◆ **Exercise task**
Locate each line of the material that contains "JSON", then return it.

>> Begin Recorded data

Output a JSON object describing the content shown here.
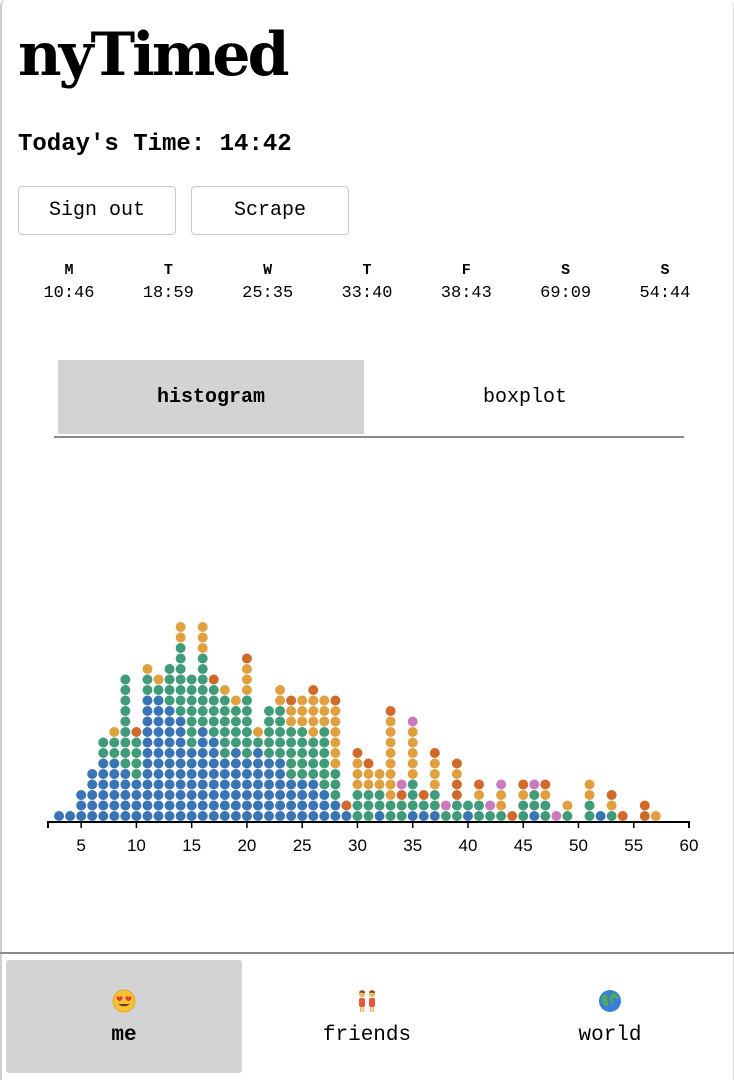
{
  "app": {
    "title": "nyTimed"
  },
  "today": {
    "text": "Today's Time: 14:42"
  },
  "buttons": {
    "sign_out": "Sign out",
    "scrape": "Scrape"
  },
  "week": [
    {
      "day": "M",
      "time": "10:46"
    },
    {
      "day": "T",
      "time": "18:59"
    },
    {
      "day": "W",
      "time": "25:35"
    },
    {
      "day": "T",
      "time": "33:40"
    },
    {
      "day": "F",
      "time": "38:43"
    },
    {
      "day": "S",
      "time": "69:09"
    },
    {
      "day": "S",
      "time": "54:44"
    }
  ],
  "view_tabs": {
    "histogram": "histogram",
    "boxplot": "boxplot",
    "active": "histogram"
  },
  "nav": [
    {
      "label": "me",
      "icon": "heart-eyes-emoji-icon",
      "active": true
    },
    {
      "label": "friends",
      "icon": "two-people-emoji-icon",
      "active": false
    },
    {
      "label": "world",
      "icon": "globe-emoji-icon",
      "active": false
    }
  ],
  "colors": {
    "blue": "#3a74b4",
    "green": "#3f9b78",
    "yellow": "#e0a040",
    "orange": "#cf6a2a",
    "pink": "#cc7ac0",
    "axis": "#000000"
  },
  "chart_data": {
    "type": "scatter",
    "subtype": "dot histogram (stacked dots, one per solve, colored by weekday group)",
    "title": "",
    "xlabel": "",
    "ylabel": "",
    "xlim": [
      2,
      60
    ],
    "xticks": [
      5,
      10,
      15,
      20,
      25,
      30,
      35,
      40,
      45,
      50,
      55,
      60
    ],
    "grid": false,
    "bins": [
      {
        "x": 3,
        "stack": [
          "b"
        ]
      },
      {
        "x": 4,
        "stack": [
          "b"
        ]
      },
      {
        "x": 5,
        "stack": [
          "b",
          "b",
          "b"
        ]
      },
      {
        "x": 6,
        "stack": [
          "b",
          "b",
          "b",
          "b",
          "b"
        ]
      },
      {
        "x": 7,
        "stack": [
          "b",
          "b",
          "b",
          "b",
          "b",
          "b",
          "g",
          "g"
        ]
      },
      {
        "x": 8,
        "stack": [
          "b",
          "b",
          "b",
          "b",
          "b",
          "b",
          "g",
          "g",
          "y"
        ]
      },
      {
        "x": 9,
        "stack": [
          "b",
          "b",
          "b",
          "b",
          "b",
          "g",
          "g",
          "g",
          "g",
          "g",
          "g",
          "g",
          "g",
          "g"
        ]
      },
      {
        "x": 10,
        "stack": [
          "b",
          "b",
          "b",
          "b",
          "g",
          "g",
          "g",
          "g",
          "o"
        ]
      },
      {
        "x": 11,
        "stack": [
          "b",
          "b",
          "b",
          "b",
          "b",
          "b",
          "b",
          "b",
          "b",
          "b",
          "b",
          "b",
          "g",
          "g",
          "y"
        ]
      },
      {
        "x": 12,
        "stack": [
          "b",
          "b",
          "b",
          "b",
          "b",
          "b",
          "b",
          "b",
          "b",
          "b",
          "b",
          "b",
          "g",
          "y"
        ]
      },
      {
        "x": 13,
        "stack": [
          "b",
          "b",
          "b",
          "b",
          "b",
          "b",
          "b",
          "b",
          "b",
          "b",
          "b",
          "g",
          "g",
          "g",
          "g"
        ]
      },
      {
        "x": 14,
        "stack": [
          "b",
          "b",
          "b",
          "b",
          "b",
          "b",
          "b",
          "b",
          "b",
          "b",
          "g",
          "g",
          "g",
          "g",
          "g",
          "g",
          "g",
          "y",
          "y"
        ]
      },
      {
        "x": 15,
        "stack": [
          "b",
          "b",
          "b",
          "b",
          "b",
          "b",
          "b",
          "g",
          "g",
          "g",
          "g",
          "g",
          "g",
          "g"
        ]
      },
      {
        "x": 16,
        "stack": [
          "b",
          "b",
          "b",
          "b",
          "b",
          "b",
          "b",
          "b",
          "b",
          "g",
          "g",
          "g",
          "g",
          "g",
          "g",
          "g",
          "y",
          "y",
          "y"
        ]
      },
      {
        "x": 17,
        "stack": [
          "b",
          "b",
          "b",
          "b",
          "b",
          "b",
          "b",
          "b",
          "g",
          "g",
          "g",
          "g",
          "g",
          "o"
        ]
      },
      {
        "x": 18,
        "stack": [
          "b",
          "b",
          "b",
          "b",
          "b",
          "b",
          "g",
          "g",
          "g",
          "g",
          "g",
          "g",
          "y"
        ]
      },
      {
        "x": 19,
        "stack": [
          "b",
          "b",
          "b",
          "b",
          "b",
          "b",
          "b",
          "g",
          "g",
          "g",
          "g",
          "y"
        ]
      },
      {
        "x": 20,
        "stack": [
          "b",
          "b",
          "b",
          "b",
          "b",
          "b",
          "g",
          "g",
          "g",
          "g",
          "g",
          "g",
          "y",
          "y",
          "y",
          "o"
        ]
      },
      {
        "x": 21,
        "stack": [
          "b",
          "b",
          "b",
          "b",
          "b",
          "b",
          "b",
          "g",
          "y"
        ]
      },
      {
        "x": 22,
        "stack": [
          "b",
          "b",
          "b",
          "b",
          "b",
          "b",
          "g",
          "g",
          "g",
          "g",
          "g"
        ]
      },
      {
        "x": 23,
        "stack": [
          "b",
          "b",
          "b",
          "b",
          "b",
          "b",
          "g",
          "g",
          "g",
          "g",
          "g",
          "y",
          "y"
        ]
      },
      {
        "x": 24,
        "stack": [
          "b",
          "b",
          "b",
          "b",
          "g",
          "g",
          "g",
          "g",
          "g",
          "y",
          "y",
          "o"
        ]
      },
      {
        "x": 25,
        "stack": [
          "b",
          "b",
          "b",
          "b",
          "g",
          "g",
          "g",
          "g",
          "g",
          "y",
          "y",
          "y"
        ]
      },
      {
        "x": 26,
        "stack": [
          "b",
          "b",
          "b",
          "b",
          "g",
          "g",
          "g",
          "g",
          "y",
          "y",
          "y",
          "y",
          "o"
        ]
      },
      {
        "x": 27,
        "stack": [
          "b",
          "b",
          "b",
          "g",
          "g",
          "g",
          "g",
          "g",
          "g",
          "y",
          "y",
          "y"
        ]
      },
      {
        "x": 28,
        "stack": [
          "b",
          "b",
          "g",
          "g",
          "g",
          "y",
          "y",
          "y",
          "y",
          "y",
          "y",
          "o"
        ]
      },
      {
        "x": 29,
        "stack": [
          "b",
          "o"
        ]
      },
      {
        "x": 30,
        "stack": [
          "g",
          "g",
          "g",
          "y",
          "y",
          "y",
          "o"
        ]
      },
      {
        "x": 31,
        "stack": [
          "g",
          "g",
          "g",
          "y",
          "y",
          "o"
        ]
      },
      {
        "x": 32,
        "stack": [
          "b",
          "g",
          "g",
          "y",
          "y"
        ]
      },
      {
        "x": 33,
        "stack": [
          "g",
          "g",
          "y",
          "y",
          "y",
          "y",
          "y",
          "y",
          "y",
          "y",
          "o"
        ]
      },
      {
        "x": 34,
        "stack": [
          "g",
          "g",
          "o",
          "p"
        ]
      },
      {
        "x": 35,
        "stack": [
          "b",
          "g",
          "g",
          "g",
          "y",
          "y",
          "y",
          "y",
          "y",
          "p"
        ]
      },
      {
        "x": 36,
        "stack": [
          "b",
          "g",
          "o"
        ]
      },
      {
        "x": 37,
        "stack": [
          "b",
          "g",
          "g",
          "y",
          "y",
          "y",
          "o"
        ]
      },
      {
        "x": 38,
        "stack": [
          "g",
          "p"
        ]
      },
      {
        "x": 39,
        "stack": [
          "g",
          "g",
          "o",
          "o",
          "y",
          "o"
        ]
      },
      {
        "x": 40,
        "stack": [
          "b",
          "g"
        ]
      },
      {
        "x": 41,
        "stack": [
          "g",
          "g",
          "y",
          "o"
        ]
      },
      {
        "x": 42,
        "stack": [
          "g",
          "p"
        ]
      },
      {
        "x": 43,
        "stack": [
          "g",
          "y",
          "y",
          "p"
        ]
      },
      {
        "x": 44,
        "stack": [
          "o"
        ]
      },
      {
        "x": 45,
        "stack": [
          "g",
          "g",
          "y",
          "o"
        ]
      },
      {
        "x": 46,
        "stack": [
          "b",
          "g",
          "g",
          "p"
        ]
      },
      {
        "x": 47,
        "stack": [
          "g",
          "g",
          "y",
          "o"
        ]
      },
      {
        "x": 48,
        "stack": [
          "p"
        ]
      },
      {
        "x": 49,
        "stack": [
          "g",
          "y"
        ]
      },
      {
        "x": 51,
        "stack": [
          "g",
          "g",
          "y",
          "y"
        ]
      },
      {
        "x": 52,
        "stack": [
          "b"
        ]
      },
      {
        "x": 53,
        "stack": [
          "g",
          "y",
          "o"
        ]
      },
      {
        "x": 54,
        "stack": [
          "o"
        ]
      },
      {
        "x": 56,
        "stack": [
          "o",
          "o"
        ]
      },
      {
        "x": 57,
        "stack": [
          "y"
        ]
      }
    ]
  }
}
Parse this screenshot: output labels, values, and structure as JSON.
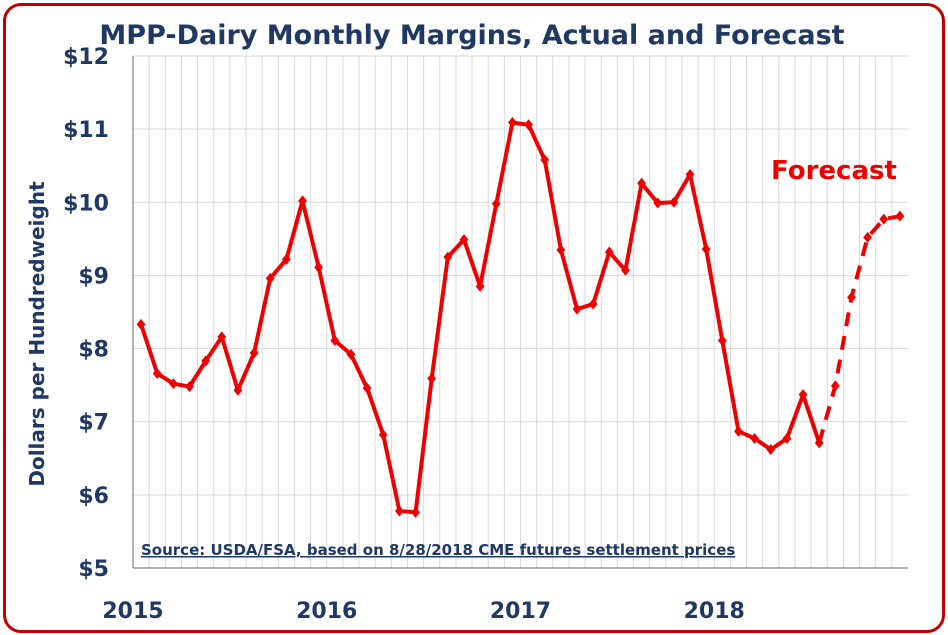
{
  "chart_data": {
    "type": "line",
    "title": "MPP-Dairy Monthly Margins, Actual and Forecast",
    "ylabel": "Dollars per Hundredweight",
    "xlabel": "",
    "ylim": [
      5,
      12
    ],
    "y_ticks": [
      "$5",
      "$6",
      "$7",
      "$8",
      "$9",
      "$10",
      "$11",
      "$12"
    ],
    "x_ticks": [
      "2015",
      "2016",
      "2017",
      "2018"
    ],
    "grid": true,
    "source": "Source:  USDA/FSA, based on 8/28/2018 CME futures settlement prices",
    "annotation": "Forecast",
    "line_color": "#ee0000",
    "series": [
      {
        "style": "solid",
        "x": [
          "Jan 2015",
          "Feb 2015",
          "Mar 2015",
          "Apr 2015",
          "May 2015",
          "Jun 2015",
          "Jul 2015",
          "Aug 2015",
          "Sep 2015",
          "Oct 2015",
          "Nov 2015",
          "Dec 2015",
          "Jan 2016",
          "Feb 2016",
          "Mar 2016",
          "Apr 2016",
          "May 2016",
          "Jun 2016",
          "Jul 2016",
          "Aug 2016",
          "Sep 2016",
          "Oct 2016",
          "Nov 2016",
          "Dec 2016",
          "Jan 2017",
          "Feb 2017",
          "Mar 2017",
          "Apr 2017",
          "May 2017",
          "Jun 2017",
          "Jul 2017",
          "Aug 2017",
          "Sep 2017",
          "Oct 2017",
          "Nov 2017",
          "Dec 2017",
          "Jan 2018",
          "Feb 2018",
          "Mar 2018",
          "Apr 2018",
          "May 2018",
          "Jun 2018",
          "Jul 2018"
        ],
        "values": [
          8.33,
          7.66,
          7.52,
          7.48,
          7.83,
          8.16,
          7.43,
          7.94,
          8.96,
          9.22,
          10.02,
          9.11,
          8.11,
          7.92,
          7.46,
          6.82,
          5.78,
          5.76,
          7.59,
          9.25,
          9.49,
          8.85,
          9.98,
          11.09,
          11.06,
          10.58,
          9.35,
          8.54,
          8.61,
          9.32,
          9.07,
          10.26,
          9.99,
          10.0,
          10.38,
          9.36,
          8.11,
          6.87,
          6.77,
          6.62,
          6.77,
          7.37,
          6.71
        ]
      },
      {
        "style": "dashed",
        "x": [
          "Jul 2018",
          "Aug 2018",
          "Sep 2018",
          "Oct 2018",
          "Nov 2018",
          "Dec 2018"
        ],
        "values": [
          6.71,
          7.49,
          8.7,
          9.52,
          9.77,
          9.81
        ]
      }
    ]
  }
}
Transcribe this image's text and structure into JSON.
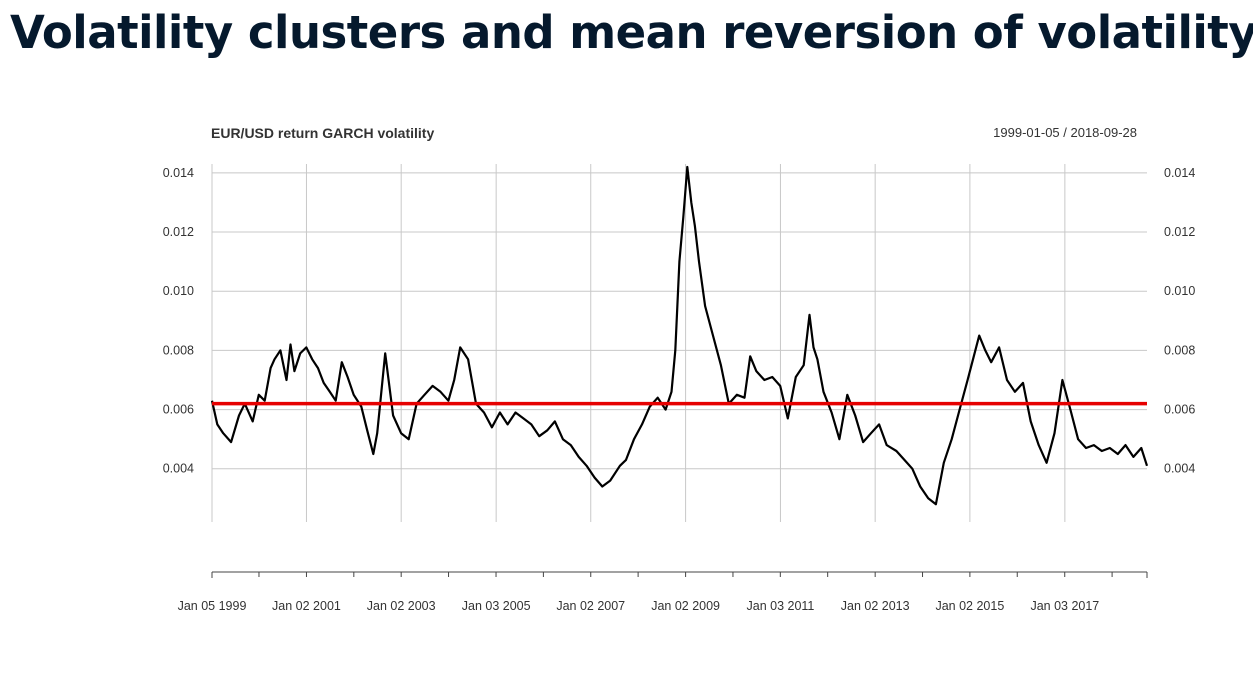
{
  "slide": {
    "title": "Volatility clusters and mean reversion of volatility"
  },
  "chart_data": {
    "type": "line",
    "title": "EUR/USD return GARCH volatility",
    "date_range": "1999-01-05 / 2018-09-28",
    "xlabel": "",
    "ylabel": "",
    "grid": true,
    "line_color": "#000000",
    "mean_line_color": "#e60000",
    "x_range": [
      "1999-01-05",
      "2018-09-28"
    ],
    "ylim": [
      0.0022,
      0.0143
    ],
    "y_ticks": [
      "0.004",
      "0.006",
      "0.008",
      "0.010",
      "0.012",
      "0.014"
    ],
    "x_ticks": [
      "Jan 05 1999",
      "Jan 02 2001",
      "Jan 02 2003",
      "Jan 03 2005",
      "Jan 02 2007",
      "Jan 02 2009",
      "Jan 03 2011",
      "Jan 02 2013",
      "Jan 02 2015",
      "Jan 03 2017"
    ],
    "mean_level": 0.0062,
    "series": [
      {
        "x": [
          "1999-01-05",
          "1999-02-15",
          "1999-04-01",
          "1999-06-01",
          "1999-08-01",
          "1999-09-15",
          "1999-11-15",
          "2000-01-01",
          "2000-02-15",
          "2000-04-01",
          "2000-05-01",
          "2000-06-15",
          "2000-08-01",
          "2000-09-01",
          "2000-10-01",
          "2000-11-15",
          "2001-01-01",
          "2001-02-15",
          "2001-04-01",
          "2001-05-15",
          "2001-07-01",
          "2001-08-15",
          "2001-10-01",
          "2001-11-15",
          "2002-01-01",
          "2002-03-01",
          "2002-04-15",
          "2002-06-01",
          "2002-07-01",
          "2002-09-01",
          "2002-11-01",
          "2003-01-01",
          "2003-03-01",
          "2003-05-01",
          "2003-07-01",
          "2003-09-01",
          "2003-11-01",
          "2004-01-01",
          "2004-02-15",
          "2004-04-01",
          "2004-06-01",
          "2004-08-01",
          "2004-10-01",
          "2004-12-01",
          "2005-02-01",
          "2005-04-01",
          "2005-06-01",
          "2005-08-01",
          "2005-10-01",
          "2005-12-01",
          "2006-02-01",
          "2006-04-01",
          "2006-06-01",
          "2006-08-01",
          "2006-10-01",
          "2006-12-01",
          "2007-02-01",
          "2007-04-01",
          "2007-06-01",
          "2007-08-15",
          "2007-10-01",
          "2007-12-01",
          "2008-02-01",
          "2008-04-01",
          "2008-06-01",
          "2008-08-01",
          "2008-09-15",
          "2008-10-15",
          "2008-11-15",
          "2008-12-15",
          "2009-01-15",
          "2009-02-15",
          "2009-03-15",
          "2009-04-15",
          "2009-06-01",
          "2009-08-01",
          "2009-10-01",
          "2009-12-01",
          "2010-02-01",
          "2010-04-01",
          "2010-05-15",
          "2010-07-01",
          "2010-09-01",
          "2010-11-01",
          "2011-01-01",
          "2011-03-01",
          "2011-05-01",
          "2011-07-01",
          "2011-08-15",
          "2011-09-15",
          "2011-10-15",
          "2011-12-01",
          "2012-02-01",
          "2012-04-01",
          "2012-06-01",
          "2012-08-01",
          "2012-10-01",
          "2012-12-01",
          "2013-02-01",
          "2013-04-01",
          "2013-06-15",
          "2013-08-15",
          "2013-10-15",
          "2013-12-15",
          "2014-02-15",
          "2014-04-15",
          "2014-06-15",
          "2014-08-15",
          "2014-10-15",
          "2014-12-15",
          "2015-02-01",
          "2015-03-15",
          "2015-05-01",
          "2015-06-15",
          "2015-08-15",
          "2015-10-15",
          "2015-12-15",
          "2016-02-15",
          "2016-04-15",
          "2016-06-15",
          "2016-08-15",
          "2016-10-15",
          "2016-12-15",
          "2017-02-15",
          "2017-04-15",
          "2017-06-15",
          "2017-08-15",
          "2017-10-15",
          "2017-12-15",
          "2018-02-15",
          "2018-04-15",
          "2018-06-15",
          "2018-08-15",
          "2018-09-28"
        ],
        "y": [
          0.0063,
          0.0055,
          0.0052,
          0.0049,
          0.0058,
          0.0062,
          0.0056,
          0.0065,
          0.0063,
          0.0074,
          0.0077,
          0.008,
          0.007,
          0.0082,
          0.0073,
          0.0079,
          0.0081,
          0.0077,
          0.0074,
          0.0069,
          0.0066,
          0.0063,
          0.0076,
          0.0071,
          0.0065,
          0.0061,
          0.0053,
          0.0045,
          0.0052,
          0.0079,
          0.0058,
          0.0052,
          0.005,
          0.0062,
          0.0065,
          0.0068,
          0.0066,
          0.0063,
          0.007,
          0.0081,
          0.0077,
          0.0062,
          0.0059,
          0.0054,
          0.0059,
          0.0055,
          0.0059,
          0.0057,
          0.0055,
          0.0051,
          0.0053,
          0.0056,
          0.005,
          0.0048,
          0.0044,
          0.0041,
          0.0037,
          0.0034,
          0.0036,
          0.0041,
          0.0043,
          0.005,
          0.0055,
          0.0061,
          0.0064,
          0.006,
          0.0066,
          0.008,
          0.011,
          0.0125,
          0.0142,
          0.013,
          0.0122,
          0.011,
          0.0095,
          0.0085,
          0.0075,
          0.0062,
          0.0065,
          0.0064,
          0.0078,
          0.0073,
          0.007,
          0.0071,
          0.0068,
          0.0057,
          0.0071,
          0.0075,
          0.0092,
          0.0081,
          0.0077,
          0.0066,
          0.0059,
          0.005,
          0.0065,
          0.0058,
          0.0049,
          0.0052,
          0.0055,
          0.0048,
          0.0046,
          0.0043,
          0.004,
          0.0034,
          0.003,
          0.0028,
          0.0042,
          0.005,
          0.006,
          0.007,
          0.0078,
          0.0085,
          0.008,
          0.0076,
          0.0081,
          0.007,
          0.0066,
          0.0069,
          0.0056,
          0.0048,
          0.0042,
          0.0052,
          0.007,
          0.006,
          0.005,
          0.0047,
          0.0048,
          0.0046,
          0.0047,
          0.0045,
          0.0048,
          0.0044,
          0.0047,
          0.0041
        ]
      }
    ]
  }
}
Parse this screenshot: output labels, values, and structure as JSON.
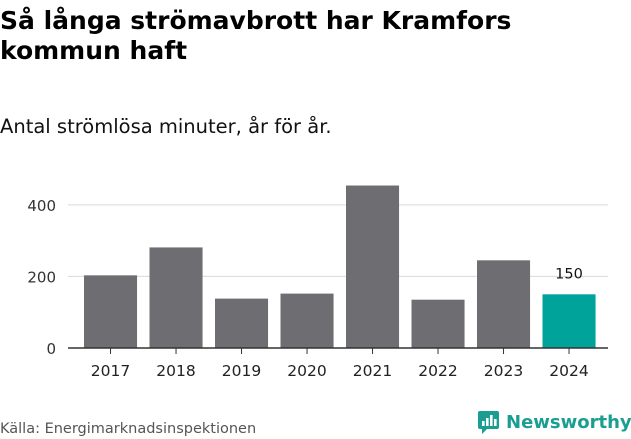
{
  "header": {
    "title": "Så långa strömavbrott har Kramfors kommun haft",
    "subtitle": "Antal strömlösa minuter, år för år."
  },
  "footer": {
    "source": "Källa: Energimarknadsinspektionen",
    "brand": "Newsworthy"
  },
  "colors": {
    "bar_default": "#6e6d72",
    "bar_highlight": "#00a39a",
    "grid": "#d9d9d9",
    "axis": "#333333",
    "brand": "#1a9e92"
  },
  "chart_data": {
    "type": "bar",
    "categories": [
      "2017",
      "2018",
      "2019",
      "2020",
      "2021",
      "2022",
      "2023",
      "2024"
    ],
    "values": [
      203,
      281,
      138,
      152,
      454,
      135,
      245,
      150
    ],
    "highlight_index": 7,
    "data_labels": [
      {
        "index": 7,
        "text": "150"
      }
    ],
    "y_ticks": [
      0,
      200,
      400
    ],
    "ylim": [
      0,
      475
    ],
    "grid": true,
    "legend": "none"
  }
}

>> End Recorded data

◆ **Exercise output**
Output a JSON object describing the content shown here.
Parse this screenshot: output labels, values, and structure as JSON.
Transcribe this image's text and structure into JSON.
Parse this screenshot: output labels, values, and structure as JSON.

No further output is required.